▶ [WRITTEN EXERCISE]: Repeat the listing below in full, exactly as it stands.

▶ [TASK MATERIAL]:
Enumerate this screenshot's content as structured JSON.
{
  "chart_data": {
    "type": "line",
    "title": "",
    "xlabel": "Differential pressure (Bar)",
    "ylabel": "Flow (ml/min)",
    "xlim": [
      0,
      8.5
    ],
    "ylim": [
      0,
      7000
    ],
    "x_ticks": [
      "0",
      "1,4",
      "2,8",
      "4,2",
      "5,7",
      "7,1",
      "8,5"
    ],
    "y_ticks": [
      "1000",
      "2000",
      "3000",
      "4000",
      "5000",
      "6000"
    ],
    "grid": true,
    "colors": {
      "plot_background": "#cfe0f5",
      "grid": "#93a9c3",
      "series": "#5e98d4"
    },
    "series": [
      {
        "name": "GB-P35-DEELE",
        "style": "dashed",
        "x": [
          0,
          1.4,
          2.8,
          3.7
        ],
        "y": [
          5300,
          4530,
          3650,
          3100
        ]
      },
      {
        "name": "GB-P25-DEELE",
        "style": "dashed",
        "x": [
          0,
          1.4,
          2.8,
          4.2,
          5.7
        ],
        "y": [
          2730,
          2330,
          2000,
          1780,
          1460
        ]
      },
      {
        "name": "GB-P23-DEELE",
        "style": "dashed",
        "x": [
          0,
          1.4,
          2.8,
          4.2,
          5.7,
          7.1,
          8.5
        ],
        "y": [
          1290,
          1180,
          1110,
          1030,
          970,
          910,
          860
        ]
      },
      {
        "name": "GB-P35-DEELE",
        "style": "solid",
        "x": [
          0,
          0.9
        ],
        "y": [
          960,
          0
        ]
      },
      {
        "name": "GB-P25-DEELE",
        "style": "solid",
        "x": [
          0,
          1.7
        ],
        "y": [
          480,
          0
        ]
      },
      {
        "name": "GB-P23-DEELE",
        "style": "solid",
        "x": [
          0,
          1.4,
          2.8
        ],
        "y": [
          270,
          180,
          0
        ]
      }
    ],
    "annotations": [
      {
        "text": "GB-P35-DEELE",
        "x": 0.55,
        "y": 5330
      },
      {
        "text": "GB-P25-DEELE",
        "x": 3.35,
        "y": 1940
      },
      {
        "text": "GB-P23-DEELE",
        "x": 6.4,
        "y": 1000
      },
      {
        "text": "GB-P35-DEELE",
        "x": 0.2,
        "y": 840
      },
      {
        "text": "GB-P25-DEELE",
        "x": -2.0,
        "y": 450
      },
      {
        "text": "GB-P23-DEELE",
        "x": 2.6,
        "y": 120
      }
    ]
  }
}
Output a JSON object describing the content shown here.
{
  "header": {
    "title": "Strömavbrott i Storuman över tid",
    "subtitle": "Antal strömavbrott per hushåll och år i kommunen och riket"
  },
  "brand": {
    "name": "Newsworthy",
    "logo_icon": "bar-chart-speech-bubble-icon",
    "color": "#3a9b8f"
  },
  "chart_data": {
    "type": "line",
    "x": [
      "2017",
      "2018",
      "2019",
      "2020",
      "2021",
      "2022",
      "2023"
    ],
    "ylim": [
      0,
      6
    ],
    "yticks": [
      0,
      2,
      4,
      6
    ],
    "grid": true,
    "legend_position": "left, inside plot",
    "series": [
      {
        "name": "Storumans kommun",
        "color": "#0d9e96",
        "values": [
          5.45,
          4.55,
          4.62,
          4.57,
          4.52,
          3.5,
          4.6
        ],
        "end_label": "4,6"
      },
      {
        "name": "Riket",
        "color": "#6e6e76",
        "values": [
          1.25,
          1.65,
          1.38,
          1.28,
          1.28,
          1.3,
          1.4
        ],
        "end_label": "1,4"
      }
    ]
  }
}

▶ [OUTPUT FOR THIS EXERCISE]:
Enumerate this screenshot's content as structured JSON.
{
  "chart_data": {
    "type": "line",
    "title": "",
    "xlabel": "Differential pressure (Bar)",
    "ylabel": "Flow (ml/min)",
    "xlim": [
      0,
      8.5
    ],
    "ylim": [
      0,
      7000
    ],
    "x_ticks": [
      "0",
      "1,4",
      "2,8",
      "4,2",
      "5,7",
      "7,1",
      "8,5"
    ],
    "y_ticks": [
      "1000",
      "2000",
      "3000",
      "4000",
      "5000",
      "6000"
    ],
    "grid": true,
    "colors": {
      "plot_background": "#cfe0f5",
      "grid": "#93a9c3",
      "series": "#5e98d4"
    },
    "series": [
      {
        "name": "GB-P35-DEELE",
        "style": "dashed",
        "x": [
          0,
          1.4,
          2.8,
          3.7
        ],
        "y": [
          5300,
          4530,
          3650,
          3100
        ]
      },
      {
        "name": "GB-P25-DEELE",
        "style": "dashed",
        "x": [
          0,
          1.4,
          2.8,
          4.2,
          5.7
        ],
        "y": [
          2730,
          2330,
          2000,
          1780,
          1460
        ]
      },
      {
        "name": "GB-P23-DEELE",
        "style": "dashed",
        "x": [
          0,
          1.4,
          2.8,
          4.2,
          5.7,
          7.1,
          8.5
        ],
        "y": [
          1290,
          1180,
          1110,
          1030,
          970,
          910,
          860
        ]
      },
      {
        "name": "GB-P35-DEELE",
        "style": "solid",
        "x": [
          0,
          0.9
        ],
        "y": [
          960,
          0
        ]
      },
      {
        "name": "GB-P25-DEELE",
        "style": "solid",
        "x": [
          0,
          1.7
        ],
        "y": [
          480,
          0
        ]
      },
      {
        "name": "GB-P23-DEELE",
        "style": "solid",
        "x": [
          0,
          1.4,
          2.8
        ],
        "y": [
          270,
          180,
          0
        ]
      }
    ],
    "annotations": [
      {
        "text": "GB-P35-DEELE",
        "x": 0.55,
        "y": 5330
      },
      {
        "text": "GB-P25-DEELE",
        "x": 3.35,
        "y": 1940
      },
      {
        "text": "GB-P23-DEELE",
        "x": 6.4,
        "y": 1000
      },
      {
        "text": "GB-P35-DEELE",
        "x": 0.2,
        "y": 840
      },
      {
        "text": "GB-P25-DEELE",
        "x": -2.0,
        "y": 450
      },
      {
        "text": "GB-P23-DEELE",
        "x": 2.6,
        "y": 120
      }
    ]
  }
}
Output a JSON object describing the content shown here.
{
  "header": {
    "title": "Strömavbrott i Storuman över tid",
    "subtitle": "Antal strömavbrott per hushåll och år i kommunen och riket"
  },
  "brand": {
    "name": "Newsworthy",
    "logo_icon": "bar-chart-speech-bubble-icon",
    "color": "#3a9b8f"
  },
  "chart_data": {
    "type": "line",
    "x": [
      "2017",
      "2018",
      "2019",
      "2020",
      "2021",
      "2022",
      "2023"
    ],
    "ylim": [
      0,
      6
    ],
    "yticks": [
      0,
      2,
      4,
      6
    ],
    "grid": true,
    "legend_position": "left, inside plot",
    "series": [
      {
        "name": "Storumans kommun",
        "color": "#0d9e96",
        "values": [
          5.45,
          4.55,
          4.62,
          4.57,
          4.52,
          3.5,
          4.6
        ],
        "end_label": "4,6"
      },
      {
        "name": "Riket",
        "color": "#6e6e76",
        "values": [
          1.25,
          1.65,
          1.38,
          1.28,
          1.28,
          1.3,
          1.4
        ],
        "end_label": "1,4"
      }
    ]
  }
}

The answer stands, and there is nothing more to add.